THE EXERCISE
Scan the entries below for the word "FTSE". Copy each line that has it.

-- begin LISTING --

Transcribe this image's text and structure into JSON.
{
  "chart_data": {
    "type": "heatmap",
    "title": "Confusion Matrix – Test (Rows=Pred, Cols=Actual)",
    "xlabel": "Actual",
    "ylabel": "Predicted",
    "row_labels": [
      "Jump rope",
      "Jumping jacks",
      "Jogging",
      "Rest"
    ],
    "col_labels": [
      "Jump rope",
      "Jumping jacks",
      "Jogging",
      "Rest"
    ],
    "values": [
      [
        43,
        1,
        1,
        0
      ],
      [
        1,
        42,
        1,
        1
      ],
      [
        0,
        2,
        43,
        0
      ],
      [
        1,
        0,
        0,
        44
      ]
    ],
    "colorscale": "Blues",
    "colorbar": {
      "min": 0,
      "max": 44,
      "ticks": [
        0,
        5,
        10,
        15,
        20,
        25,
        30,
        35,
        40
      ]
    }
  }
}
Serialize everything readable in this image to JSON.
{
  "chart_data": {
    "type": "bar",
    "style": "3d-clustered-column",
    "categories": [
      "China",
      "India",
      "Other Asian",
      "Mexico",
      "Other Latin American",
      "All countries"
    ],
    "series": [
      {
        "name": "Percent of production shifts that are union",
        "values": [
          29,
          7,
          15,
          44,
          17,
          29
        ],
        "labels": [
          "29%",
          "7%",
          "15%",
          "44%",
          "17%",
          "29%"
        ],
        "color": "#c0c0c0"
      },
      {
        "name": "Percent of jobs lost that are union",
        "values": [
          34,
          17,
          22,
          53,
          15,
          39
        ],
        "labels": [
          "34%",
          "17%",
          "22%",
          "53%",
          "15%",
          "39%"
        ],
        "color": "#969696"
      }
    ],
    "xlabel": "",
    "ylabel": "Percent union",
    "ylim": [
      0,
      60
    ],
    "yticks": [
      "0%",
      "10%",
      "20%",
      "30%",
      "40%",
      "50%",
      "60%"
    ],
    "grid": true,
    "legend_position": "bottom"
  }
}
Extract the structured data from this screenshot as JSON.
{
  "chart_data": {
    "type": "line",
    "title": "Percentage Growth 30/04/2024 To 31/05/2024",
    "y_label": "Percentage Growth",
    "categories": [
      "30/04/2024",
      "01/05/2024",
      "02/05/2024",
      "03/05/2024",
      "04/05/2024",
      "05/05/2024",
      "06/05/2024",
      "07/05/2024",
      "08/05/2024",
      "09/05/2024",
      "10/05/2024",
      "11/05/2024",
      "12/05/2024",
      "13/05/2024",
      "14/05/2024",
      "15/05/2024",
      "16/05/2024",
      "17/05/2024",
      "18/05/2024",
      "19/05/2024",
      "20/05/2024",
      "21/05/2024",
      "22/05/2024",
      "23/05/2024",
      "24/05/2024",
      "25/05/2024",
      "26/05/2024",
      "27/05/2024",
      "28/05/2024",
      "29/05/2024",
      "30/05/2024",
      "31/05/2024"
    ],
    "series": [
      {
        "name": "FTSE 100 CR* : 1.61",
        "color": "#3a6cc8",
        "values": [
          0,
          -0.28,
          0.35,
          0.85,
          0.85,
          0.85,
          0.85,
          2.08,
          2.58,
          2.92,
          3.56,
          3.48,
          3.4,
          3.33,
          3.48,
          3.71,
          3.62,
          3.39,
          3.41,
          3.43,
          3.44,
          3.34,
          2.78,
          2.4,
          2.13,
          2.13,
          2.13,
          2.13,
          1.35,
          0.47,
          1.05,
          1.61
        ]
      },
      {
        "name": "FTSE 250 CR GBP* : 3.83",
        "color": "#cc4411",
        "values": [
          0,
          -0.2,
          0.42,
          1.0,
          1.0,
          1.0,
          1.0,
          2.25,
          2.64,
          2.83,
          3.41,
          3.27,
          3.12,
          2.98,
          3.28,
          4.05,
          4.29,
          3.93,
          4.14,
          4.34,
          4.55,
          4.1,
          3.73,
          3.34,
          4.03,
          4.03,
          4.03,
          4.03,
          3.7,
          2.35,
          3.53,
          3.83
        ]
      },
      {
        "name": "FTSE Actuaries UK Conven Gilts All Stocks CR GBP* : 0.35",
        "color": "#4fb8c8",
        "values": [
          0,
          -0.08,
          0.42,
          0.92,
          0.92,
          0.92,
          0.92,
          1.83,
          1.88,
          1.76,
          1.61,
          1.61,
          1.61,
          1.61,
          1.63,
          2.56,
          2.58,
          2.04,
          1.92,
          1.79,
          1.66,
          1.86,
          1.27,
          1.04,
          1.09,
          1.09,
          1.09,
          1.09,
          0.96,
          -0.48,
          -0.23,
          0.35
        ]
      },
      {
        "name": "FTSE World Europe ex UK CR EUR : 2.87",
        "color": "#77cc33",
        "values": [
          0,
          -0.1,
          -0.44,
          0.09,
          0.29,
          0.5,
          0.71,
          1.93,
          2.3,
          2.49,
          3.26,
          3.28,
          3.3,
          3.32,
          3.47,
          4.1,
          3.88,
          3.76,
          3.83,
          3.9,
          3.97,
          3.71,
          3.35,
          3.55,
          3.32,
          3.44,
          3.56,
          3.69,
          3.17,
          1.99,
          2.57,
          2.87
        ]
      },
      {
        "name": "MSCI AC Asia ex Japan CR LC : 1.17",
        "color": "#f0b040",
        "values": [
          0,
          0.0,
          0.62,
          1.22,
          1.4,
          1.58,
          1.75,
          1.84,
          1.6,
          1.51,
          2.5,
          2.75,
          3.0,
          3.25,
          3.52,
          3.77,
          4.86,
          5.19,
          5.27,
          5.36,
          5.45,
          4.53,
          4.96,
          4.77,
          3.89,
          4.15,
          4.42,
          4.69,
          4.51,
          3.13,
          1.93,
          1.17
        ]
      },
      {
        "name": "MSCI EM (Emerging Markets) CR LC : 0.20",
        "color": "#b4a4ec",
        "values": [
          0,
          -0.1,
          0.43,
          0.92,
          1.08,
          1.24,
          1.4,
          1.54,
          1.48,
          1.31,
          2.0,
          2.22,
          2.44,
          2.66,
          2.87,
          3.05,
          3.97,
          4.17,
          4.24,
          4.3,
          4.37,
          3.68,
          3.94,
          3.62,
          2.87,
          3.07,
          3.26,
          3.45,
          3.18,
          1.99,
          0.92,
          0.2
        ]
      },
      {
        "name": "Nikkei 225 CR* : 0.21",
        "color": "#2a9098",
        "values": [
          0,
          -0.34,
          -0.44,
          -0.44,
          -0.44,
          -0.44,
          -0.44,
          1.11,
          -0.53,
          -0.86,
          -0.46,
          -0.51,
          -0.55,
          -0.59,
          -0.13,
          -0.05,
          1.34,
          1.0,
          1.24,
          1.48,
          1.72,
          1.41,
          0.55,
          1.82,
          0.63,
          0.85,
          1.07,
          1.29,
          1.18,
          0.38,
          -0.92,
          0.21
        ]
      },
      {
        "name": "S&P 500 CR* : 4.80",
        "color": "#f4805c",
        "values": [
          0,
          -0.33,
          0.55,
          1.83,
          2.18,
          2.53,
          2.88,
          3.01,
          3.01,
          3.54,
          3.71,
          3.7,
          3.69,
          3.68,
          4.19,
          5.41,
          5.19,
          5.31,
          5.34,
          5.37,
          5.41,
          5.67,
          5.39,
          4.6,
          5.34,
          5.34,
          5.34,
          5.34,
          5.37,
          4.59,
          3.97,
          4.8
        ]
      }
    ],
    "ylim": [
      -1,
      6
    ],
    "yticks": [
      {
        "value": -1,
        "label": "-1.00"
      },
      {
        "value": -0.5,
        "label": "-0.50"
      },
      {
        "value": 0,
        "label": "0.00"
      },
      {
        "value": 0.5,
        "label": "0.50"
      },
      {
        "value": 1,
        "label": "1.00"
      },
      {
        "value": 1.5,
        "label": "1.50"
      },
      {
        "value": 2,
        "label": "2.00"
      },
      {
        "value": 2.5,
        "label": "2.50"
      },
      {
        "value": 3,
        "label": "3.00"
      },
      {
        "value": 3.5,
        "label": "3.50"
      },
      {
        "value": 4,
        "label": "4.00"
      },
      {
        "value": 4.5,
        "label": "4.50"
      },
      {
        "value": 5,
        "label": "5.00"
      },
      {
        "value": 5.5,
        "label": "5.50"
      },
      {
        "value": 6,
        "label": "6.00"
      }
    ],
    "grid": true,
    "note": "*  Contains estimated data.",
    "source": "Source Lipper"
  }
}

-- end LISTING --

EXERCISE RESULT
        "name": "FTSE 100 CR* : 1.61",
        "name": "FTSE 250 CR GBP* : 3.83",
        "name": "FTSE Actuaries UK Conven Gilts All Stocks CR GBP* : 0.35",
        "name": "FTSE World Europe ex UK CR EUR : 2.87",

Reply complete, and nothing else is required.